To be done: Scan the data below for the string "that". Show every line where it turns up.

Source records
>> begin

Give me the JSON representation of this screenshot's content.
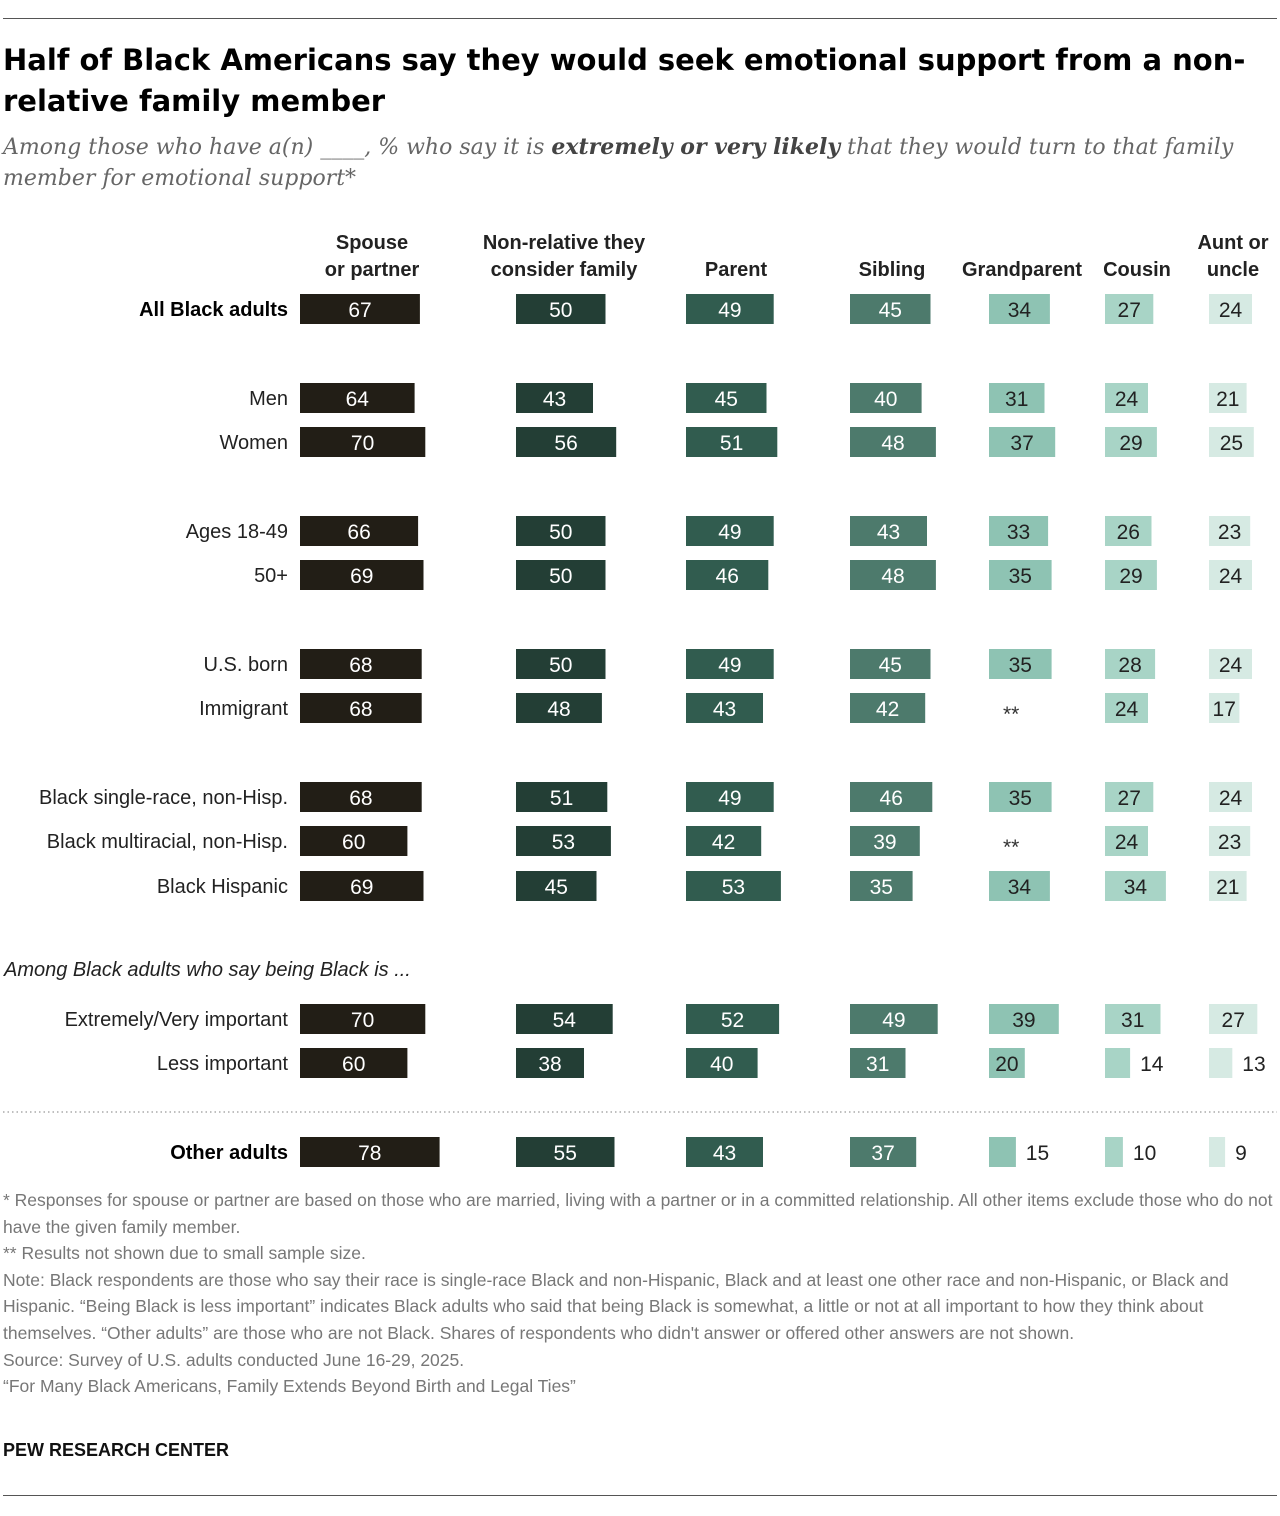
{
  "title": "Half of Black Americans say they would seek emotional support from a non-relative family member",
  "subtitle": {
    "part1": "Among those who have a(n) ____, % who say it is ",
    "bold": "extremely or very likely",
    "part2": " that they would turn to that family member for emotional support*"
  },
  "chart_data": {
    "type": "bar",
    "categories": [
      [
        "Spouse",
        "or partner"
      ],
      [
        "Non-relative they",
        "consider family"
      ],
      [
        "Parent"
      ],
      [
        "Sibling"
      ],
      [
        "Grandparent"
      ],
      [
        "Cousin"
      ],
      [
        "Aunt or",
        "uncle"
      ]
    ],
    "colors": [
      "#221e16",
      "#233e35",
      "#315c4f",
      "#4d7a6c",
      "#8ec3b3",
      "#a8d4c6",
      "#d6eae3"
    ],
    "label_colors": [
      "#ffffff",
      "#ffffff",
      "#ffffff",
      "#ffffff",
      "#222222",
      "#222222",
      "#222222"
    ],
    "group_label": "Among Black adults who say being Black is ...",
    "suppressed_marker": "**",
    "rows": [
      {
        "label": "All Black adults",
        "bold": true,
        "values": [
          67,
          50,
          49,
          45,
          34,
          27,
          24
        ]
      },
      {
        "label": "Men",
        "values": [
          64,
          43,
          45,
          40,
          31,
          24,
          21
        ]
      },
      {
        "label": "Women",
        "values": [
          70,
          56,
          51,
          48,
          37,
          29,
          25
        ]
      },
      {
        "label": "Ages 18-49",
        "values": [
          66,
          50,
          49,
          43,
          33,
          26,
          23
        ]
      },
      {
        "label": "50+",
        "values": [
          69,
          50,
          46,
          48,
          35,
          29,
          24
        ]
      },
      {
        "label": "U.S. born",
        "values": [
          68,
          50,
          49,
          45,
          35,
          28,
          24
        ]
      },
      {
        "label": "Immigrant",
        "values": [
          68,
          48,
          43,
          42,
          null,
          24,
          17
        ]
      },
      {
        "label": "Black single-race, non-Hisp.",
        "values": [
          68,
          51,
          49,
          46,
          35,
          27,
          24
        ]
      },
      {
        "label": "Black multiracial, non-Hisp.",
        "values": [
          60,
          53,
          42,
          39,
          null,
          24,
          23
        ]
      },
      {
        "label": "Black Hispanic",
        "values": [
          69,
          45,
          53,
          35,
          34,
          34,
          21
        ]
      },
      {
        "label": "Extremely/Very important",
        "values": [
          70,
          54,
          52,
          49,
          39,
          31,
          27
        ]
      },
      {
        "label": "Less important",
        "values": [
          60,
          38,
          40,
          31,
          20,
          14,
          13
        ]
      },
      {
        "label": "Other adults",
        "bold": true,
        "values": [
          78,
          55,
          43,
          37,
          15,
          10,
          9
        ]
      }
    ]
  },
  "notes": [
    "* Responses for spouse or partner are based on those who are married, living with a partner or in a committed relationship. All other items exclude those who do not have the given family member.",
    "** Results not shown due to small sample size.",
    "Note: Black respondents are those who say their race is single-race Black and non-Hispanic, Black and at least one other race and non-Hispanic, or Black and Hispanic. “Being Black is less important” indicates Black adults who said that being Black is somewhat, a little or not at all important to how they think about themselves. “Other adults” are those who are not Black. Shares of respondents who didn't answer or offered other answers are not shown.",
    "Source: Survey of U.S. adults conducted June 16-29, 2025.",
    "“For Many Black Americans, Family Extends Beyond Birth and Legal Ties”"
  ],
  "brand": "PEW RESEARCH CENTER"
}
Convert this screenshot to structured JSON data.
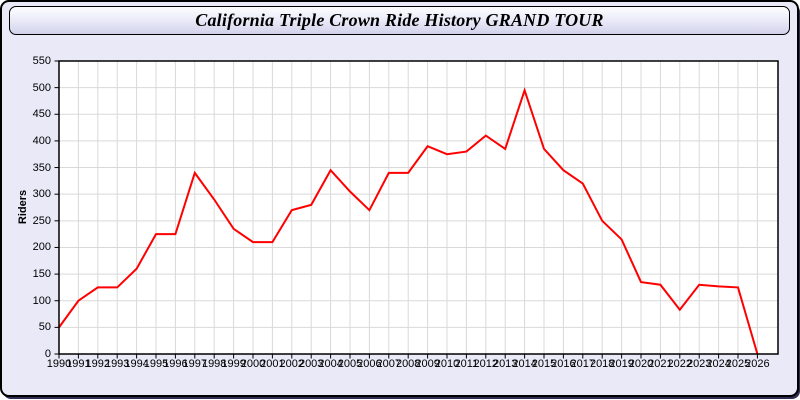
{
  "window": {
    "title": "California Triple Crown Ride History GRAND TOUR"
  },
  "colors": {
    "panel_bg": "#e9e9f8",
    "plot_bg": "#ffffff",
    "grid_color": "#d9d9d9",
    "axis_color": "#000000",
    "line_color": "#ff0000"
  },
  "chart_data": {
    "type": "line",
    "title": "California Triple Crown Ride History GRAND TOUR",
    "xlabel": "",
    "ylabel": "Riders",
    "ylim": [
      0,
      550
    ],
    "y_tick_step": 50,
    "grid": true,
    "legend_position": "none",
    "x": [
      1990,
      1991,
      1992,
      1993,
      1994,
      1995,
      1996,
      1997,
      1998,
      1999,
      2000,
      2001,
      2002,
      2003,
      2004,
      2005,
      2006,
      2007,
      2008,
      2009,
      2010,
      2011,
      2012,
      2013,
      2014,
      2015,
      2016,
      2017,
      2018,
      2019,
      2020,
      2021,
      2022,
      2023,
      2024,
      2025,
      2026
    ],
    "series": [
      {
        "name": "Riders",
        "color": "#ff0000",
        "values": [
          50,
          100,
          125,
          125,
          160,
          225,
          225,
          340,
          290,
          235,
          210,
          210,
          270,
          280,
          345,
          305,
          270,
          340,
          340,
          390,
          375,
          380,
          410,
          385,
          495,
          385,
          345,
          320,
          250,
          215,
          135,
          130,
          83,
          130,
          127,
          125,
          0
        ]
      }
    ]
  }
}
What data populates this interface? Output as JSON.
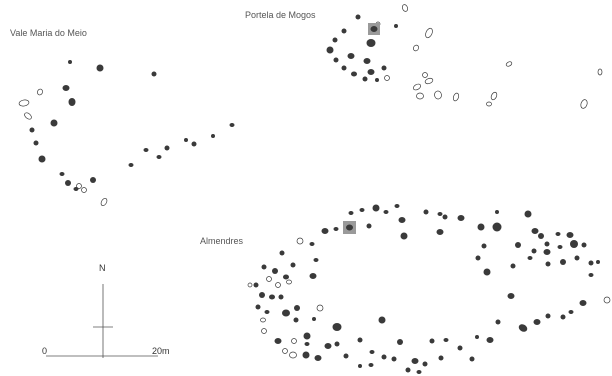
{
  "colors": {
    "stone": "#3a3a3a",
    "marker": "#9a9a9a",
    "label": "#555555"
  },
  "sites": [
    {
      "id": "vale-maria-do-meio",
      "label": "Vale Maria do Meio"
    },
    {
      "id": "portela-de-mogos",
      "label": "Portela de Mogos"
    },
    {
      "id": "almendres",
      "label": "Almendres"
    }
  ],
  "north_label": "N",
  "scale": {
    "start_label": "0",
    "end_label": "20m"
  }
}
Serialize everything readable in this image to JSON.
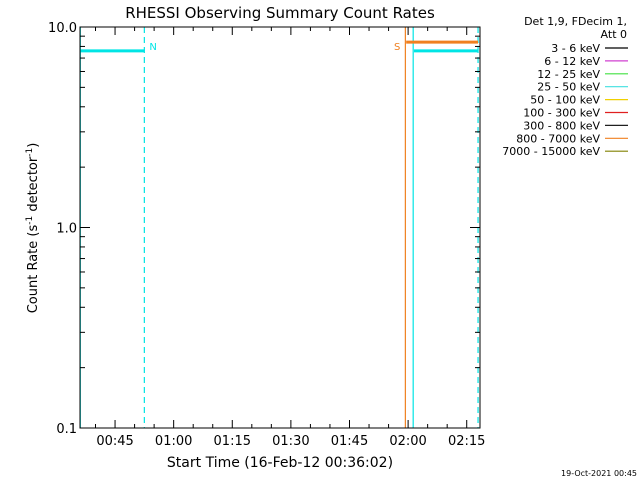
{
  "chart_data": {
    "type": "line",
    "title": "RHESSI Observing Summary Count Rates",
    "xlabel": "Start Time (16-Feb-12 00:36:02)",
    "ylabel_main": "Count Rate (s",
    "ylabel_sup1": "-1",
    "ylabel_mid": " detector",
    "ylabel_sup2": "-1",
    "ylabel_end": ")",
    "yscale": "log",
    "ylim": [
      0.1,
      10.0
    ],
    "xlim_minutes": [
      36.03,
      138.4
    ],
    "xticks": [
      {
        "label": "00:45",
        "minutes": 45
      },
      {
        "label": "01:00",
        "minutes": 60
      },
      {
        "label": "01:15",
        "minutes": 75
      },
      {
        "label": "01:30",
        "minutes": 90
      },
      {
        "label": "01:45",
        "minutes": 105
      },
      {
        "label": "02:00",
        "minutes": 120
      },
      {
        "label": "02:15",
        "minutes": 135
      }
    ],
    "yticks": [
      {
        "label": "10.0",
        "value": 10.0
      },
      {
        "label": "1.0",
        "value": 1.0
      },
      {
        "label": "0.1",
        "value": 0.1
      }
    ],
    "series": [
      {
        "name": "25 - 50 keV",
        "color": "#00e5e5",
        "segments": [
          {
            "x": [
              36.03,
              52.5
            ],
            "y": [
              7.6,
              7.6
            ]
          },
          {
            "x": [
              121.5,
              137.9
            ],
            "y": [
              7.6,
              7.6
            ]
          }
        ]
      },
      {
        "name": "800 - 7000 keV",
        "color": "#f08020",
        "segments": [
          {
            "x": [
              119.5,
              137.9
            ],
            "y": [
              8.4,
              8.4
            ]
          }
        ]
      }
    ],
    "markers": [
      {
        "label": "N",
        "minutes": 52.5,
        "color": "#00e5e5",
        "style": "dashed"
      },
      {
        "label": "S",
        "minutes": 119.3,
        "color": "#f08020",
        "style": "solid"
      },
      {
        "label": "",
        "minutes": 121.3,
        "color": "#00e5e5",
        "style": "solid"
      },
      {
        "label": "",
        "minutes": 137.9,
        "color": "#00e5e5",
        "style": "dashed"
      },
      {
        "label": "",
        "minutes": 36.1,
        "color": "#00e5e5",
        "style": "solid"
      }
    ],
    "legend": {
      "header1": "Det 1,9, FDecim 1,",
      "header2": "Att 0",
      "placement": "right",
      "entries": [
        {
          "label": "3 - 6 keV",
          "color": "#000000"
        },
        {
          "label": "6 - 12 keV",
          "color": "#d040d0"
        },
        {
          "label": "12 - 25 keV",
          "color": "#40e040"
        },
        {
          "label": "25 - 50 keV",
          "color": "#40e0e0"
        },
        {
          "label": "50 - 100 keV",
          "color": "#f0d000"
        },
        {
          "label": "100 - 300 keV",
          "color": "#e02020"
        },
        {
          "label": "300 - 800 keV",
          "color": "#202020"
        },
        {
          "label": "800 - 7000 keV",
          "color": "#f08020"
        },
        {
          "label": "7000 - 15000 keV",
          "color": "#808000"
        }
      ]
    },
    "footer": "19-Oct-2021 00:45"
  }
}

>> end

Task answer:
    "part2": " that they would turn to that family member for emotional support*"
    "Note: Black respondents are those who say their race is single-race Black and non-Hispanic, Black and at least one other race and non-Hispanic, or Black and Hispanic. “Being Black is less important” indicates Black adults who said that being Black is somewhat, a little or not at all important to how they think about themselves. “Other adults” are those who are not Black. Shares of respondents who didn't answer or offered other answers are not shown.",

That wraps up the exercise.